[Dataset records]
::::::
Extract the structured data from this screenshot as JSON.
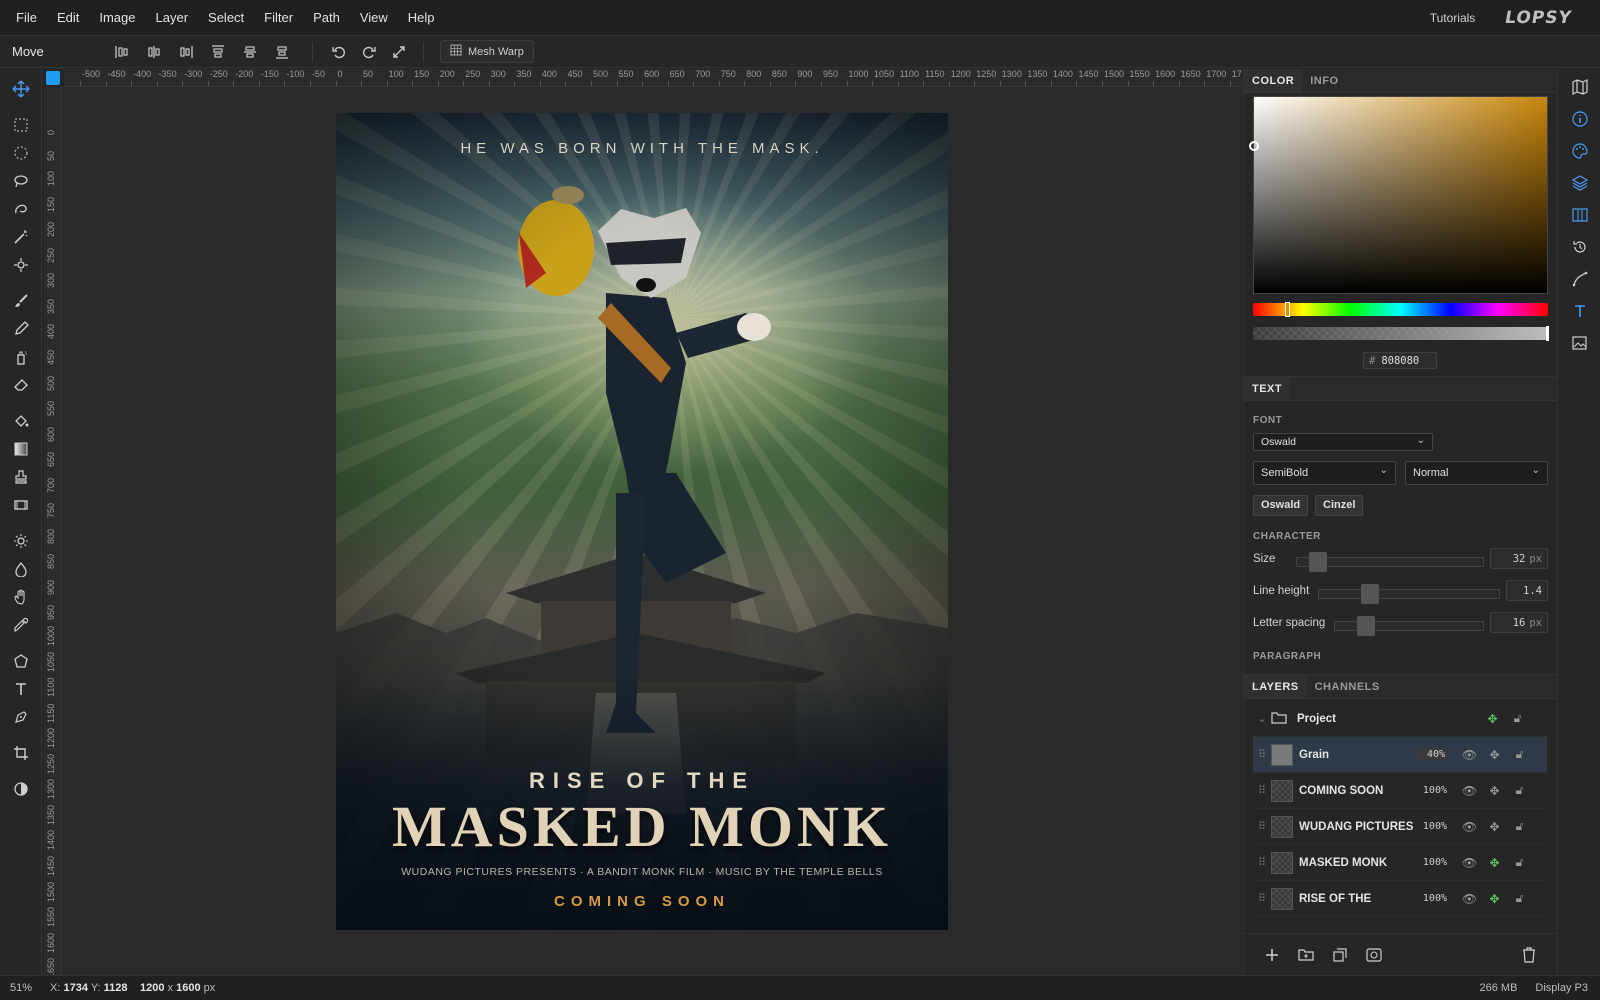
{
  "menubar": {
    "items": [
      "File",
      "Edit",
      "Image",
      "Layer",
      "Select",
      "Filter",
      "Path",
      "View",
      "Help"
    ],
    "tutorials": "Tutorials",
    "logo": "LOPSY"
  },
  "options": {
    "tool_name": "Move",
    "mesh_warp": "Mesh Warp"
  },
  "ruler": {
    "h_labels": [
      "-500",
      "-450",
      "-400",
      "-350",
      "-300",
      "-250",
      "-200",
      "-150",
      "-100",
      "-50",
      "0",
      "50",
      "100",
      "150",
      "200",
      "250",
      "300",
      "350",
      "400",
      "450",
      "500",
      "550",
      "600",
      "650",
      "700",
      "750",
      "800",
      "850",
      "900",
      "950",
      "1000",
      "1050",
      "1100",
      "1150",
      "1200",
      "1250",
      "1300",
      "1350",
      "1400",
      "1450",
      "1500",
      "1550",
      "1600",
      "1650",
      "1700",
      "17"
    ],
    "v_labels": [
      "0",
      "50",
      "100",
      "150",
      "200",
      "250",
      "300",
      "350",
      "400",
      "450",
      "500",
      "550",
      "600",
      "650",
      "700",
      "750",
      "800",
      "850",
      "900",
      "950",
      "1000",
      "1050",
      "1100",
      "1150",
      "1200",
      "1250",
      "1300",
      "1350",
      "1400",
      "1450",
      "1500",
      "1550",
      "1600",
      "1650"
    ]
  },
  "poster": {
    "tagline": "HE WAS BORN WITH THE MASK.",
    "rise": "RISE OF THE",
    "masked": "MASKED MONK",
    "credits": "WUDANG PICTURES PRESENTS · A BANDIT MONK FILM · MUSIC BY THE TEMPLE BELLS",
    "coming": "COMING SOON"
  },
  "color_panel": {
    "tabs": [
      "COLOR",
      "INFO"
    ],
    "hex_prefix": "#",
    "hex": "808080"
  },
  "text_panel": {
    "tab": "TEXT",
    "font_label": "FONT",
    "font_family": "Oswald",
    "weight": "SemiBold",
    "style": "Normal",
    "recent_fonts": [
      "Oswald",
      "Cinzel"
    ],
    "character_label": "CHARACTER",
    "size_label": "Size",
    "size_value": "32",
    "size_unit": "px",
    "line_height_label": "Line height",
    "line_height_value": "1.4",
    "letter_spacing_label": "Letter spacing",
    "letter_spacing_value": "16",
    "letter_spacing_unit": "px",
    "paragraph_label": "PARAGRAPH"
  },
  "layers_panel": {
    "tabs": [
      "LAYERS",
      "CHANNELS"
    ],
    "group_name": "Project",
    "layers": [
      {
        "name": "Grain",
        "opacity": "40%"
      },
      {
        "name": "COMING SOON",
        "opacity": "100%"
      },
      {
        "name": "WUDANG PICTURES",
        "opacity": "100%"
      },
      {
        "name": "MASKED MONK",
        "opacity": "100%"
      },
      {
        "name": "RISE OF THE",
        "opacity": "100%"
      }
    ]
  },
  "status": {
    "zoom": "51%",
    "x_label": "X:",
    "x": "1734",
    "y_label": "Y:",
    "y": "1128",
    "width": "1200",
    "times": "x",
    "height": "1600",
    "unit": "px",
    "memory": "266 MB",
    "profile": "Display P3"
  },
  "colors": {
    "accent": "#4a9cf0",
    "selected_layer": "#2f3a48",
    "coming_soon": "#d59a44"
  }
}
::::::
_The request_.
Leave out the pictures and restate everything else word for word.

_Answer for this exercise_.
Extract the structured data from this screenshot as JSON.
{
  "menubar": {
    "items": [
      "File",
      "Edit",
      "Image",
      "Layer",
      "Select",
      "Filter",
      "Path",
      "View",
      "Help"
    ],
    "tutorials": "Tutorials",
    "logo": "LOPSY"
  },
  "options": {
    "tool_name": "Move",
    "mesh_warp": "Mesh Warp"
  },
  "ruler": {
    "h_labels": [
      "-500",
      "-450",
      "-400",
      "-350",
      "-300",
      "-250",
      "-200",
      "-150",
      "-100",
      "-50",
      "0",
      "50",
      "100",
      "150",
      "200",
      "250",
      "300",
      "350",
      "400",
      "450",
      "500",
      "550",
      "600",
      "650",
      "700",
      "750",
      "800",
      "850",
      "900",
      "950",
      "1000",
      "1050",
      "1100",
      "1150",
      "1200",
      "1250",
      "1300",
      "1350",
      "1400",
      "1450",
      "1500",
      "1550",
      "1600",
      "1650",
      "1700",
      "17"
    ],
    "v_labels": [
      "0",
      "50",
      "100",
      "150",
      "200",
      "250",
      "300",
      "350",
      "400",
      "450",
      "500",
      "550",
      "600",
      "650",
      "700",
      "750",
      "800",
      "850",
      "900",
      "950",
      "1000",
      "1050",
      "1100",
      "1150",
      "1200",
      "1250",
      "1300",
      "1350",
      "1400",
      "1450",
      "1500",
      "1550",
      "1600",
      "1650"
    ]
  },
  "poster": {
    "tagline": "HE WAS BORN WITH THE MASK.",
    "rise": "RISE OF THE",
    "masked": "MASKED MONK",
    "credits": "WUDANG PICTURES PRESENTS · A BANDIT MONK FILM · MUSIC BY THE TEMPLE BELLS",
    "coming": "COMING SOON"
  },
  "color_panel": {
    "tabs": [
      "COLOR",
      "INFO"
    ],
    "hex_prefix": "#",
    "hex": "808080"
  },
  "text_panel": {
    "tab": "TEXT",
    "font_label": "FONT",
    "font_family": "Oswald",
    "weight": "SemiBold",
    "style": "Normal",
    "recent_fonts": [
      "Oswald",
      "Cinzel"
    ],
    "character_label": "CHARACTER",
    "size_label": "Size",
    "size_value": "32",
    "size_unit": "px",
    "line_height_label": "Line height",
    "line_height_value": "1.4",
    "letter_spacing_label": "Letter spacing",
    "letter_spacing_value": "16",
    "letter_spacing_unit": "px",
    "paragraph_label": "PARAGRAPH"
  },
  "layers_panel": {
    "tabs": [
      "LAYERS",
      "CHANNELS"
    ],
    "group_name": "Project",
    "layers": [
      {
        "name": "Grain",
        "opacity": "40%"
      },
      {
        "name": "COMING SOON",
        "opacity": "100%"
      },
      {
        "name": "WUDANG PICTURES",
        "opacity": "100%"
      },
      {
        "name": "MASKED MONK",
        "opacity": "100%"
      },
      {
        "name": "RISE OF THE",
        "opacity": "100%"
      }
    ]
  },
  "status": {
    "zoom": "51%",
    "x_label": "X:",
    "x": "1734",
    "y_label": "Y:",
    "y": "1128",
    "width": "1200",
    "times": "x",
    "height": "1600",
    "unit": "px",
    "memory": "266 MB",
    "profile": "Display P3"
  },
  "colors": {
    "accent": "#4a9cf0",
    "selected_layer": "#2f3a48",
    "coming_soon": "#d59a44"
  }
}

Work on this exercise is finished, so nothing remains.